— Start of Data shown —

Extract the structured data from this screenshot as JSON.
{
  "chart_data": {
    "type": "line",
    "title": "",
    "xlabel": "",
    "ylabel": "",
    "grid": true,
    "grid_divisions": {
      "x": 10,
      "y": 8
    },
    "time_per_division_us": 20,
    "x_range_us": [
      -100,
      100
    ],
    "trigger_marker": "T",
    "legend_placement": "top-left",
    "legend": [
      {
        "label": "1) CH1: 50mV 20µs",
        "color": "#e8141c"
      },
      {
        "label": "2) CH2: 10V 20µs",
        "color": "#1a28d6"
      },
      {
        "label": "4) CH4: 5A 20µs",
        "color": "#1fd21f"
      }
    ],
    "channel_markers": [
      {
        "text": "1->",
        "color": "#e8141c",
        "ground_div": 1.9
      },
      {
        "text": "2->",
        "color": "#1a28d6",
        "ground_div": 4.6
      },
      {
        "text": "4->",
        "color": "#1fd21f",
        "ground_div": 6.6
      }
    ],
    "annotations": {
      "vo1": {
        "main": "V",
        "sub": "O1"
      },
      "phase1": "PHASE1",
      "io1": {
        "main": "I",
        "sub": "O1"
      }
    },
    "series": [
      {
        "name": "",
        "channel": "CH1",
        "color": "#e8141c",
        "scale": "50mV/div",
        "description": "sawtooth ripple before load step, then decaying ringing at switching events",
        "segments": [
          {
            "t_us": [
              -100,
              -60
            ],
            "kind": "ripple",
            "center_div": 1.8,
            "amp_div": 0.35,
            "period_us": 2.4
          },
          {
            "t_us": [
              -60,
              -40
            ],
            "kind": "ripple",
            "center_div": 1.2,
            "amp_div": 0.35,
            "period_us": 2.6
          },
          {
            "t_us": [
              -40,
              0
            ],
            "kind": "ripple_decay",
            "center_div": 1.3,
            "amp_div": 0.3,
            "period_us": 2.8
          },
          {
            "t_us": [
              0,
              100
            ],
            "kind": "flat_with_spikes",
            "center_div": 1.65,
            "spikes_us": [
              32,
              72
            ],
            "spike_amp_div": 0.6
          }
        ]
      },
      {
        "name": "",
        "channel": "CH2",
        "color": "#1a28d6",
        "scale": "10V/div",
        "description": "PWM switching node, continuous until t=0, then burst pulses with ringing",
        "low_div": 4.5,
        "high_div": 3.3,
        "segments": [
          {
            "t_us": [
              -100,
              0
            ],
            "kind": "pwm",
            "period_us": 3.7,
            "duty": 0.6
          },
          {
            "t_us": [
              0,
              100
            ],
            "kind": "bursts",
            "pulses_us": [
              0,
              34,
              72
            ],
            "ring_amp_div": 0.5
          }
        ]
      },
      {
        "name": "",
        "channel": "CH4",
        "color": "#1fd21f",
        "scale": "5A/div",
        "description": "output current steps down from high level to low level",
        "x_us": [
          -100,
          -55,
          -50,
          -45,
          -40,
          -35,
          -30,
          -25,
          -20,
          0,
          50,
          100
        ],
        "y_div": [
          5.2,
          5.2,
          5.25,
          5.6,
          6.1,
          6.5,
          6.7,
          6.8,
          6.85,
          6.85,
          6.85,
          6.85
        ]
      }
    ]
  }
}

— End of Data shown —

All of the entries must be written out exactly as they stand.

Extract the structured data from this screenshot as JSON.
{
  "chart_data": {
    "type": "line",
    "title": "",
    "xlabel": "",
    "ylabel": "",
    "grid": true,
    "grid_divisions": {
      "x": 10,
      "y": 8
    },
    "time_per_division_us": 20,
    "x_range_us": [
      -100,
      100
    ],
    "trigger_marker": "T",
    "legend_placement": "top-left",
    "legend": [
      {
        "label": "1) CH1: 50mV 20µs",
        "color": "#e8141c"
      },
      {
        "label": "2) CH2: 10V 20µs",
        "color": "#1a28d6"
      },
      {
        "label": "4) CH4: 5A 20µs",
        "color": "#1fd21f"
      }
    ],
    "channel_markers": [
      {
        "text": "1->",
        "color": "#e8141c",
        "ground_div": 1.9
      },
      {
        "text": "2->",
        "color": "#1a28d6",
        "ground_div": 4.6
      },
      {
        "text": "4->",
        "color": "#1fd21f",
        "ground_div": 6.6
      }
    ],
    "annotations": {
      "vo1": {
        "main": "V",
        "sub": "O1"
      },
      "phase1": "PHASE1",
      "io1": {
        "main": "I",
        "sub": "O1"
      }
    },
    "series": [
      {
        "name": "",
        "channel": "CH1",
        "color": "#e8141c",
        "scale": "50mV/div",
        "description": "sawtooth ripple before load step, then decaying ringing at switching events",
        "segments": [
          {
            "t_us": [
              -100,
              -60
            ],
            "kind": "ripple",
            "center_div": 1.8,
            "amp_div": 0.35,
            "period_us": 2.4
          },
          {
            "t_us": [
              -60,
              -40
            ],
            "kind": "ripple",
            "center_div": 1.2,
            "amp_div": 0.35,
            "period_us": 2.6
          },
          {
            "t_us": [
              -40,
              0
            ],
            "kind": "ripple_decay",
            "center_div": 1.3,
            "amp_div": 0.3,
            "period_us": 2.8
          },
          {
            "t_us": [
              0,
              100
            ],
            "kind": "flat_with_spikes",
            "center_div": 1.65,
            "spikes_us": [
              32,
              72
            ],
            "spike_amp_div": 0.6
          }
        ]
      },
      {
        "name": "",
        "channel": "CH2",
        "color": "#1a28d6",
        "scale": "10V/div",
        "description": "PWM switching node, continuous until t=0, then burst pulses with ringing",
        "low_div": 4.5,
        "high_div": 3.3,
        "segments": [
          {
            "t_us": [
              -100,
              0
            ],
            "kind": "pwm",
            "period_us": 3.7,
            "duty": 0.6
          },
          {
            "t_us": [
              0,
              100
            ],
            "kind": "bursts",
            "pulses_us": [
              0,
              34,
              72
            ],
            "ring_amp_div": 0.5
          }
        ]
      },
      {
        "name": "",
        "channel": "CH4",
        "color": "#1fd21f",
        "scale": "5A/div",
        "description": "output current steps down from high level to low level",
        "x_us": [
          -100,
          -55,
          -50,
          -45,
          -40,
          -35,
          -30,
          -25,
          -20,
          0,
          50,
          100
        ],
        "y_div": [
          5.2,
          5.2,
          5.25,
          5.6,
          6.1,
          6.5,
          6.7,
          6.8,
          6.85,
          6.85,
          6.85,
          6.85
        ]
      }
    ]
  }
}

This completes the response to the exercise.